A run of records
## Begin

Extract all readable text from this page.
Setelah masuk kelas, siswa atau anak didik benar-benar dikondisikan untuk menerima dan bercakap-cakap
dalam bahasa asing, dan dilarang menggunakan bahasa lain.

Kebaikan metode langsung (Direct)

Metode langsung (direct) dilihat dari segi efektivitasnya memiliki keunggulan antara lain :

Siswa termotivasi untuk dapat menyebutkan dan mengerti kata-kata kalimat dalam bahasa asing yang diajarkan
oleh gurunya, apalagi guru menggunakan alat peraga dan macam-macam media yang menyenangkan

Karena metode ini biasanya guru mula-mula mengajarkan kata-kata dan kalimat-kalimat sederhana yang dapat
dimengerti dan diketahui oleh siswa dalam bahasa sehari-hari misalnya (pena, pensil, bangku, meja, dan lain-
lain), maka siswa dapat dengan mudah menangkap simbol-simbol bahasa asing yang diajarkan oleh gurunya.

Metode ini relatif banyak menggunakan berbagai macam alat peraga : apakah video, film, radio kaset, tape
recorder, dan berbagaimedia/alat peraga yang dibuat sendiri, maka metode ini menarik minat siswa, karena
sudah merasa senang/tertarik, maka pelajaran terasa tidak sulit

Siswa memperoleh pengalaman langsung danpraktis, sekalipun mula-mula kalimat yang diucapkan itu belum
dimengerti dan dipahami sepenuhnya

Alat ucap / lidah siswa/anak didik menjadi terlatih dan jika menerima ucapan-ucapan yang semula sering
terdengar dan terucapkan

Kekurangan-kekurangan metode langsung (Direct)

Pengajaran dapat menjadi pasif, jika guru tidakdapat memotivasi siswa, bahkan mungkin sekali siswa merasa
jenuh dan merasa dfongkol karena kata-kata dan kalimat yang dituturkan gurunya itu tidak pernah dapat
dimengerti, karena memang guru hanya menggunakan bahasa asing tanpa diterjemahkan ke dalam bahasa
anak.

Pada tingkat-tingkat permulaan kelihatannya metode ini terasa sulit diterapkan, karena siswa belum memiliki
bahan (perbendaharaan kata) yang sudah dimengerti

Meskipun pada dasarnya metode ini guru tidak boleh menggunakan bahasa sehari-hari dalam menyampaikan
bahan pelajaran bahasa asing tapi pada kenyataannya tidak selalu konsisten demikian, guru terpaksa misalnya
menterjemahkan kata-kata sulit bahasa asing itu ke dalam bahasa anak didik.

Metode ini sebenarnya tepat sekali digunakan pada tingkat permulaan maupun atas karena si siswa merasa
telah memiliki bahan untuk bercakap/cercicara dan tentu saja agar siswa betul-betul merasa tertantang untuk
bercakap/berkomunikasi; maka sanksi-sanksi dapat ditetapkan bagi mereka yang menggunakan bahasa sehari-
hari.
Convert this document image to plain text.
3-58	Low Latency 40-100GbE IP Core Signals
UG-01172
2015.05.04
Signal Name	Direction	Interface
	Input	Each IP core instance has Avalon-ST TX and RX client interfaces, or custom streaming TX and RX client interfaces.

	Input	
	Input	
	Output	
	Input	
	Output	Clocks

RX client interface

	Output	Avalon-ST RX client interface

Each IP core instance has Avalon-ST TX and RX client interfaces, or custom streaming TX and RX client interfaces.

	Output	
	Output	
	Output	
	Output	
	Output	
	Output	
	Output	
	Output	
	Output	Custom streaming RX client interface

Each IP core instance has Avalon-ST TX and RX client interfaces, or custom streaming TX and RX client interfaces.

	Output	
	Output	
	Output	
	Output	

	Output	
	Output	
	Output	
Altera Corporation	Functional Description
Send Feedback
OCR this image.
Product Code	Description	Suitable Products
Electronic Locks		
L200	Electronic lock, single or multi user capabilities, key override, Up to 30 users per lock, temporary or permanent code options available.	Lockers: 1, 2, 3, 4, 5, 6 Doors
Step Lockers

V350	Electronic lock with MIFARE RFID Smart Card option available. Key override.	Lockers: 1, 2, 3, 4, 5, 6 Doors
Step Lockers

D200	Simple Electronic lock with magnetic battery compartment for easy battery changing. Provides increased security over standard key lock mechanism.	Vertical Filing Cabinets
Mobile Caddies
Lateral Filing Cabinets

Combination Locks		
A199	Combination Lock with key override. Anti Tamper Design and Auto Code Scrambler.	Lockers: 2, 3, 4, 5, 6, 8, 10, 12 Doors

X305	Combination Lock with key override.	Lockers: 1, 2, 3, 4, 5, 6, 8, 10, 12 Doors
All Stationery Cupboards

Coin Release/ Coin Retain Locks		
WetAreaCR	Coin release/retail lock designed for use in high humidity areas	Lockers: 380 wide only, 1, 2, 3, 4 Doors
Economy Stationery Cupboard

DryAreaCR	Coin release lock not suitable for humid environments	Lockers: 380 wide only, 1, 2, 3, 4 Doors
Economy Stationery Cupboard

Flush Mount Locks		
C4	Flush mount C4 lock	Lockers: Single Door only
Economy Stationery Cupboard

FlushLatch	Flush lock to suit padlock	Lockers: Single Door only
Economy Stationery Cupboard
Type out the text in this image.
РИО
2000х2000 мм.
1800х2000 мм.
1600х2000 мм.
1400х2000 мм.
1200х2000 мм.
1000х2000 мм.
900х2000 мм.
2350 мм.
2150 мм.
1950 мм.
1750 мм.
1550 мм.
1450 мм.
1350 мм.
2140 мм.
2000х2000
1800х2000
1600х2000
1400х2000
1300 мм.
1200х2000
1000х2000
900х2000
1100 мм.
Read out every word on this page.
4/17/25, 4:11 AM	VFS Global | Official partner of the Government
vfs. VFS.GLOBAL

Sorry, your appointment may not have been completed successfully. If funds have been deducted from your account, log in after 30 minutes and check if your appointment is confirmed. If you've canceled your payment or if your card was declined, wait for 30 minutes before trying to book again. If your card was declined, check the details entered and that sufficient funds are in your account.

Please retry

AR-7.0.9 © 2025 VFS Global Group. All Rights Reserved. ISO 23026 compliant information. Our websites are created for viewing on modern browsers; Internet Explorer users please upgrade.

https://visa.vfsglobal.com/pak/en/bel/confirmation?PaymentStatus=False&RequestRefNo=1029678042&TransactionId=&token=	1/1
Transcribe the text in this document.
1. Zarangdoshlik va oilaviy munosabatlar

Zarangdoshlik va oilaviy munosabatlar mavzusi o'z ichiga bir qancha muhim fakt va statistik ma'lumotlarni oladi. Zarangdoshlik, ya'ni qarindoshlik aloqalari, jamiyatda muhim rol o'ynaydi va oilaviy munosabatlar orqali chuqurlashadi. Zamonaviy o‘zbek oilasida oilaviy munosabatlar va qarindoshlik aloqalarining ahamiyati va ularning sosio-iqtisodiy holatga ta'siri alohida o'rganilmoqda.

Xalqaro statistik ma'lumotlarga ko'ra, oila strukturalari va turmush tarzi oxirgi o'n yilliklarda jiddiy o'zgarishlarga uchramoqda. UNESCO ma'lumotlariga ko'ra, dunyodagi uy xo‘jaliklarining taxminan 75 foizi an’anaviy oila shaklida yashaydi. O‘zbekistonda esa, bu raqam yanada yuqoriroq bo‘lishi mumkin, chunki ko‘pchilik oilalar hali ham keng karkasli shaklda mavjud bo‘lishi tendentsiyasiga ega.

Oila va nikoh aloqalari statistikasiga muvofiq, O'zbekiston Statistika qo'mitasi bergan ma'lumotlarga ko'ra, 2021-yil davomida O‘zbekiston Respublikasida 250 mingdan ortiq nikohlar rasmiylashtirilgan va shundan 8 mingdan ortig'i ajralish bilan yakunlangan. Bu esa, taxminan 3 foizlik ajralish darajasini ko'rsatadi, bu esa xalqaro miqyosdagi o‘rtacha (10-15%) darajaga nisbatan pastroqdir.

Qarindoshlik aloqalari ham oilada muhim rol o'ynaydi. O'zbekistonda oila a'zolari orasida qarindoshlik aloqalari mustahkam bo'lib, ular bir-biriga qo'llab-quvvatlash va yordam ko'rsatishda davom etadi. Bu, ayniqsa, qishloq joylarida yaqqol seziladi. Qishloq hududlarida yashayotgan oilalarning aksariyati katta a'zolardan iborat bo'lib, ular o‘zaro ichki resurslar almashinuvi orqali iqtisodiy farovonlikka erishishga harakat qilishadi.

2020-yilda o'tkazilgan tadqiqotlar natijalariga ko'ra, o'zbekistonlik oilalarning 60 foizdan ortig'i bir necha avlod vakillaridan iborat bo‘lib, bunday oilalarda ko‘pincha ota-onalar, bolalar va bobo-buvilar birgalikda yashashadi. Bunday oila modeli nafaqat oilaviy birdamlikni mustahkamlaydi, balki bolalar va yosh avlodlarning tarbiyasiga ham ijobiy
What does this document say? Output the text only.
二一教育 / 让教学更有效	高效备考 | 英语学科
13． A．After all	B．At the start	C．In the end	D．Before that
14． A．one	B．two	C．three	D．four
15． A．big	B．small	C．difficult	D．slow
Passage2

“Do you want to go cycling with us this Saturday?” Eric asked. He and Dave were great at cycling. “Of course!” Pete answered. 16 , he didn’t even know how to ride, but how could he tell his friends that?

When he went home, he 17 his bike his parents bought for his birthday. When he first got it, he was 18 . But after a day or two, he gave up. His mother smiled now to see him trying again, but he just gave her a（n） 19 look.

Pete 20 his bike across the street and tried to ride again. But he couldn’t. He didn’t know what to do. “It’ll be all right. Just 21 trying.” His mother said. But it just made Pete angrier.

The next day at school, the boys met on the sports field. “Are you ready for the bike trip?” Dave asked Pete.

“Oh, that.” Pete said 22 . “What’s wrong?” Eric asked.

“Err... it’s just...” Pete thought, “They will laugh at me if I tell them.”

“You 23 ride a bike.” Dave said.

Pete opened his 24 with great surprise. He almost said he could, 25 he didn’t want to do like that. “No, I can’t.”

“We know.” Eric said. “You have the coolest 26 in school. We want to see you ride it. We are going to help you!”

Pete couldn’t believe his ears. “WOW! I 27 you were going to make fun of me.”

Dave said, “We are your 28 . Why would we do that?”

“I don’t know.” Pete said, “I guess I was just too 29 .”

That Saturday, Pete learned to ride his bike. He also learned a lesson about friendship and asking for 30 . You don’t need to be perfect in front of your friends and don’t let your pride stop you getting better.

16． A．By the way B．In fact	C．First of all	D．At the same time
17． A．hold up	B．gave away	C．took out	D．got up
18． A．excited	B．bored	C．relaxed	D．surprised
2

## End

**Written instruction:** Read the entries above, then pull out the lines that include "tell".

**Exercise response:**
“Do you want to go cycling with us this Saturday?” Eric asked. He and Dave were great at cycling. “Of course!” Pete answered. 16 , he didn’t even know how to ride, but how could he tell his friends that?
“Err... it’s just...” Pete thought, “They will laugh at me if I tell them.”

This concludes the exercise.